• **Problem statement**: Write each line out again exactly as written.

[Dataset listings of figures]
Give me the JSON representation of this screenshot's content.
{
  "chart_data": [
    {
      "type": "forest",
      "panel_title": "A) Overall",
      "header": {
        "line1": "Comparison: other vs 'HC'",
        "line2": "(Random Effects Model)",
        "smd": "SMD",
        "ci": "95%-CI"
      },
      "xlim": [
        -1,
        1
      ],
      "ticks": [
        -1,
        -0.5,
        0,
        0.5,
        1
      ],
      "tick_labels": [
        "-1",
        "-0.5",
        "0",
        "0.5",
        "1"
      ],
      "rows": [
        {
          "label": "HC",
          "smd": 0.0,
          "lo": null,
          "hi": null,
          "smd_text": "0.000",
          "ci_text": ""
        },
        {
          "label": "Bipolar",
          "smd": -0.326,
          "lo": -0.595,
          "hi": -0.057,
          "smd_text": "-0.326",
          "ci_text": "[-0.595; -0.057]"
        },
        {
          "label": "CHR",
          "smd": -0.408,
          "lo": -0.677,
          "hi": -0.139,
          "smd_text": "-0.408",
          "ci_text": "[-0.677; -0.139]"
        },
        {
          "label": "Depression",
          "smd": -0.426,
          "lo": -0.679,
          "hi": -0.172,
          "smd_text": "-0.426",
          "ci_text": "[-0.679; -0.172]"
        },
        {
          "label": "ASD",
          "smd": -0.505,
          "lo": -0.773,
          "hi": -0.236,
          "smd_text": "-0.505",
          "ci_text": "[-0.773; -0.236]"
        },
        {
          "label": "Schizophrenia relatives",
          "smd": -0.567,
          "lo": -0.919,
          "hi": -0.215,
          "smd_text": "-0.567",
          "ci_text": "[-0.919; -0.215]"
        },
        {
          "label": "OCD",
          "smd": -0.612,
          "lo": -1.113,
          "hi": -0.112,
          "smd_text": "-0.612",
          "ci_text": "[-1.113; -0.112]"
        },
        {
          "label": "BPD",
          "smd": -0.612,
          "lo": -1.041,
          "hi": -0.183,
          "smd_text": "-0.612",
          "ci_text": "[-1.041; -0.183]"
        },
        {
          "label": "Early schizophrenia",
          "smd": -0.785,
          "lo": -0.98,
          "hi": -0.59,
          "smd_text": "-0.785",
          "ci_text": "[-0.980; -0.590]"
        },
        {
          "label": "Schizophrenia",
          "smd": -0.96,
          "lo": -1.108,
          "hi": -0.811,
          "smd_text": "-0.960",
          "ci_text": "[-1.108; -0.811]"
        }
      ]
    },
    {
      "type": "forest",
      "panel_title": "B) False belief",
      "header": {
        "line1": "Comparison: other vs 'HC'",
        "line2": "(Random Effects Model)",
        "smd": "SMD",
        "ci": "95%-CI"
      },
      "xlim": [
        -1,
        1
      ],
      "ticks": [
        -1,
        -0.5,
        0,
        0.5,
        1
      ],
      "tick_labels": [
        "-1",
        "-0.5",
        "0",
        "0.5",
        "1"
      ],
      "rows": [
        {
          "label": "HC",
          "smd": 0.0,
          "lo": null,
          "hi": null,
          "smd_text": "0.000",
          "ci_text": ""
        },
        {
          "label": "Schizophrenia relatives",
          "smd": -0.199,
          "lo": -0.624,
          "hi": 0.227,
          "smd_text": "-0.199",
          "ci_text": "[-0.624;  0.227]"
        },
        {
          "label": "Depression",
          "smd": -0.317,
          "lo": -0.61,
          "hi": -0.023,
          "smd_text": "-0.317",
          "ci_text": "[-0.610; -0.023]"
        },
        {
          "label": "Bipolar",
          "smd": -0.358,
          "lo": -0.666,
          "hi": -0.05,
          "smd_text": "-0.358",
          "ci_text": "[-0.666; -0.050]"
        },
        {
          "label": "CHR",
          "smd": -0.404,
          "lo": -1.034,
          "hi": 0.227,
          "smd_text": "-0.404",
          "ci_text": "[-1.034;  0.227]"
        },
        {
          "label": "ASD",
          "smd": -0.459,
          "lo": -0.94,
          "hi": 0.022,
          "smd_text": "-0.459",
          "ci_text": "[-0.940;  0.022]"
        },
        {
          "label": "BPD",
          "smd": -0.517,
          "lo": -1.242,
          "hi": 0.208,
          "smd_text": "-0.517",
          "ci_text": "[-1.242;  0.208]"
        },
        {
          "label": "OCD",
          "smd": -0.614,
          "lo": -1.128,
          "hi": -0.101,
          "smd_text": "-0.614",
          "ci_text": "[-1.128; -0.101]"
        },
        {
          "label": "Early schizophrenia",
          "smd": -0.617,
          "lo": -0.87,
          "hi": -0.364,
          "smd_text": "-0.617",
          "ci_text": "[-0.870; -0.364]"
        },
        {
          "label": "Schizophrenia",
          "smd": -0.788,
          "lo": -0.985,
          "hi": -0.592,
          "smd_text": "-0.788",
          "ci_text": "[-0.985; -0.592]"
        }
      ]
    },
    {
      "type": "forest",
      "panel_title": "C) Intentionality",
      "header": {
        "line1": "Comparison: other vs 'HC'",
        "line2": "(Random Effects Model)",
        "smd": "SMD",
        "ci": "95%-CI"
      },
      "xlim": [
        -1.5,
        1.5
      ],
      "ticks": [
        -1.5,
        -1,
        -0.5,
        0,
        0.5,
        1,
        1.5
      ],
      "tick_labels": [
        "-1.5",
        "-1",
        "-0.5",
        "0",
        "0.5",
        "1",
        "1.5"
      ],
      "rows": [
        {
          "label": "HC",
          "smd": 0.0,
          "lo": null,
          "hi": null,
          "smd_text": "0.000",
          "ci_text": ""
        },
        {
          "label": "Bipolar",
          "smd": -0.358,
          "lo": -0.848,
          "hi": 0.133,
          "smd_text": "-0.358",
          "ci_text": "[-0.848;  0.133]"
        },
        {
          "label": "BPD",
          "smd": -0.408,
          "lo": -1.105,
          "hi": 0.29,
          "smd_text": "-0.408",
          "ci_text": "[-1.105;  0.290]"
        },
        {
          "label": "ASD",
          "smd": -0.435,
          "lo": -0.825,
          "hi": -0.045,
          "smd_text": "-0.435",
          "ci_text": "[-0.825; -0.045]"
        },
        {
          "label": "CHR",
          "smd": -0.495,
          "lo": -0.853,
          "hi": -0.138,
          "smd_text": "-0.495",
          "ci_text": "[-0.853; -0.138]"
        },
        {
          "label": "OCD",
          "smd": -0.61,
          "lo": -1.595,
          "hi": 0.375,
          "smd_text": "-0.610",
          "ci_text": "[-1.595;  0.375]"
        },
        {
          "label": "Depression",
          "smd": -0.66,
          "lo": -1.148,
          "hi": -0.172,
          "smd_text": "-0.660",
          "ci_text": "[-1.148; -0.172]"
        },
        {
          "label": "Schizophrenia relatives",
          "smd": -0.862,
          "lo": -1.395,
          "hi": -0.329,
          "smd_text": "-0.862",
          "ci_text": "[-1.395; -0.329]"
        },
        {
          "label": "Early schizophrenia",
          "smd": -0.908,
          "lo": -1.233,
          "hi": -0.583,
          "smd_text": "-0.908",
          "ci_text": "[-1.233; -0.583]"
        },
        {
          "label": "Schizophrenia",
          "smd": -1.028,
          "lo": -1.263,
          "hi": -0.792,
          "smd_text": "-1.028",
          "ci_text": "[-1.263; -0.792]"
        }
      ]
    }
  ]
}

• **Solution to this exercise**:
Give me the JSON representation of this screenshot's content.
{
  "chart_data": [
    {
      "type": "forest",
      "panel_title": "A) Overall",
      "header": {
        "line1": "Comparison: other vs 'HC'",
        "line2": "(Random Effects Model)",
        "smd": "SMD",
        "ci": "95%-CI"
      },
      "xlim": [
        -1,
        1
      ],
      "ticks": [
        -1,
        -0.5,
        0,
        0.5,
        1
      ],
      "tick_labels": [
        "-1",
        "-0.5",
        "0",
        "0.5",
        "1"
      ],
      "rows": [
        {
          "label": "HC",
          "smd": 0.0,
          "lo": null,
          "hi": null,
          "smd_text": "0.000",
          "ci_text": ""
        },
        {
          "label": "Bipolar",
          "smd": -0.326,
          "lo": -0.595,
          "hi": -0.057,
          "smd_text": "-0.326",
          "ci_text": "[-0.595; -0.057]"
        },
        {
          "label": "CHR",
          "smd": -0.408,
          "lo": -0.677,
          "hi": -0.139,
          "smd_text": "-0.408",
          "ci_text": "[-0.677; -0.139]"
        },
        {
          "label": "Depression",
          "smd": -0.426,
          "lo": -0.679,
          "hi": -0.172,
          "smd_text": "-0.426",
          "ci_text": "[-0.679; -0.172]"
        },
        {
          "label": "ASD",
          "smd": -0.505,
          "lo": -0.773,
          "hi": -0.236,
          "smd_text": "-0.505",
          "ci_text": "[-0.773; -0.236]"
        },
        {
          "label": "Schizophrenia relatives",
          "smd": -0.567,
          "lo": -0.919,
          "hi": -0.215,
          "smd_text": "-0.567",
          "ci_text": "[-0.919; -0.215]"
        },
        {
          "label": "OCD",
          "smd": -0.612,
          "lo": -1.113,
          "hi": -0.112,
          "smd_text": "-0.612",
          "ci_text": "[-1.113; -0.112]"
        },
        {
          "label": "BPD",
          "smd": -0.612,
          "lo": -1.041,
          "hi": -0.183,
          "smd_text": "-0.612",
          "ci_text": "[-1.041; -0.183]"
        },
        {
          "label": "Early schizophrenia",
          "smd": -0.785,
          "lo": -0.98,
          "hi": -0.59,
          "smd_text": "-0.785",
          "ci_text": "[-0.980; -0.590]"
        },
        {
          "label": "Schizophrenia",
          "smd": -0.96,
          "lo": -1.108,
          "hi": -0.811,
          "smd_text": "-0.960",
          "ci_text": "[-1.108; -0.811]"
        }
      ]
    },
    {
      "type": "forest",
      "panel_title": "B) False belief",
      "header": {
        "line1": "Comparison: other vs 'HC'",
        "line2": "(Random Effects Model)",
        "smd": "SMD",
        "ci": "95%-CI"
      },
      "xlim": [
        -1,
        1
      ],
      "ticks": [
        -1,
        -0.5,
        0,
        0.5,
        1
      ],
      "tick_labels": [
        "-1",
        "-0.5",
        "0",
        "0.5",
        "1"
      ],
      "rows": [
        {
          "label": "HC",
          "smd": 0.0,
          "lo": null,
          "hi": null,
          "smd_text": "0.000",
          "ci_text": ""
        },
        {
          "label": "Schizophrenia relatives",
          "smd": -0.199,
          "lo": -0.624,
          "hi": 0.227,
          "smd_text": "-0.199",
          "ci_text": "[-0.624;  0.227]"
        },
        {
          "label": "Depression",
          "smd": -0.317,
          "lo": -0.61,
          "hi": -0.023,
          "smd_text": "-0.317",
          "ci_text": "[-0.610; -0.023]"
        },
        {
          "label": "Bipolar",
          "smd": -0.358,
          "lo": -0.666,
          "hi": -0.05,
          "smd_text": "-0.358",
          "ci_text": "[-0.666; -0.050]"
        },
        {
          "label": "CHR",
          "smd": -0.404,
          "lo": -1.034,
          "hi": 0.227,
          "smd_text": "-0.404",
          "ci_text": "[-1.034;  0.227]"
        },
        {
          "label": "ASD",
          "smd": -0.459,
          "lo": -0.94,
          "hi": 0.022,
          "smd_text": "-0.459",
          "ci_text": "[-0.940;  0.022]"
        },
        {
          "label": "BPD",
          "smd": -0.517,
          "lo": -1.242,
          "hi": 0.208,
          "smd_text": "-0.517",
          "ci_text": "[-1.242;  0.208]"
        },
        {
          "label": "OCD",
          "smd": -0.614,
          "lo": -1.128,
          "hi": -0.101,
          "smd_text": "-0.614",
          "ci_text": "[-1.128; -0.101]"
        },
        {
          "label": "Early schizophrenia",
          "smd": -0.617,
          "lo": -0.87,
          "hi": -0.364,
          "smd_text": "-0.617",
          "ci_text": "[-0.870; -0.364]"
        },
        {
          "label": "Schizophrenia",
          "smd": -0.788,
          "lo": -0.985,
          "hi": -0.592,
          "smd_text": "-0.788",
          "ci_text": "[-0.985; -0.592]"
        }
      ]
    },
    {
      "type": "forest",
      "panel_title": "C) Intentionality",
      "header": {
        "line1": "Comparison: other vs 'HC'",
        "line2": "(Random Effects Model)",
        "smd": "SMD",
        "ci": "95%-CI"
      },
      "xlim": [
        -1.5,
        1.5
      ],
      "ticks": [
        -1.5,
        -1,
        -0.5,
        0,
        0.5,
        1,
        1.5
      ],
      "tick_labels": [
        "-1.5",
        "-1",
        "-0.5",
        "0",
        "0.5",
        "1",
        "1.5"
      ],
      "rows": [
        {
          "label": "HC",
          "smd": 0.0,
          "lo": null,
          "hi": null,
          "smd_text": "0.000",
          "ci_text": ""
        },
        {
          "label": "Bipolar",
          "smd": -0.358,
          "lo": -0.848,
          "hi": 0.133,
          "smd_text": "-0.358",
          "ci_text": "[-0.848;  0.133]"
        },
        {
          "label": "BPD",
          "smd": -0.408,
          "lo": -1.105,
          "hi": 0.29,
          "smd_text": "-0.408",
          "ci_text": "[-1.105;  0.290]"
        },
        {
          "label": "ASD",
          "smd": -0.435,
          "lo": -0.825,
          "hi": -0.045,
          "smd_text": "-0.435",
          "ci_text": "[-0.825; -0.045]"
        },
        {
          "label": "CHR",
          "smd": -0.495,
          "lo": -0.853,
          "hi": -0.138,
          "smd_text": "-0.495",
          "ci_text": "[-0.853; -0.138]"
        },
        {
          "label": "OCD",
          "smd": -0.61,
          "lo": -1.595,
          "hi": 0.375,
          "smd_text": "-0.610",
          "ci_text": "[-1.595;  0.375]"
        },
        {
          "label": "Depression",
          "smd": -0.66,
          "lo": -1.148,
          "hi": -0.172,
          "smd_text": "-0.660",
          "ci_text": "[-1.148; -0.172]"
        },
        {
          "label": "Schizophrenia relatives",
          "smd": -0.862,
          "lo": -1.395,
          "hi": -0.329,
          "smd_text": "-0.862",
          "ci_text": "[-1.395; -0.329]"
        },
        {
          "label": "Early schizophrenia",
          "smd": -0.908,
          "lo": -1.233,
          "hi": -0.583,
          "smd_text": "-0.908",
          "ci_text": "[-1.233; -0.583]"
        },
        {
          "label": "Schizophrenia",
          "smd": -1.028,
          "lo": -1.263,
          "hi": -0.792,
          "smd_text": "-1.028",
          "ci_text": "[-1.263; -0.792]"
        }
      ]
    }
  ]
}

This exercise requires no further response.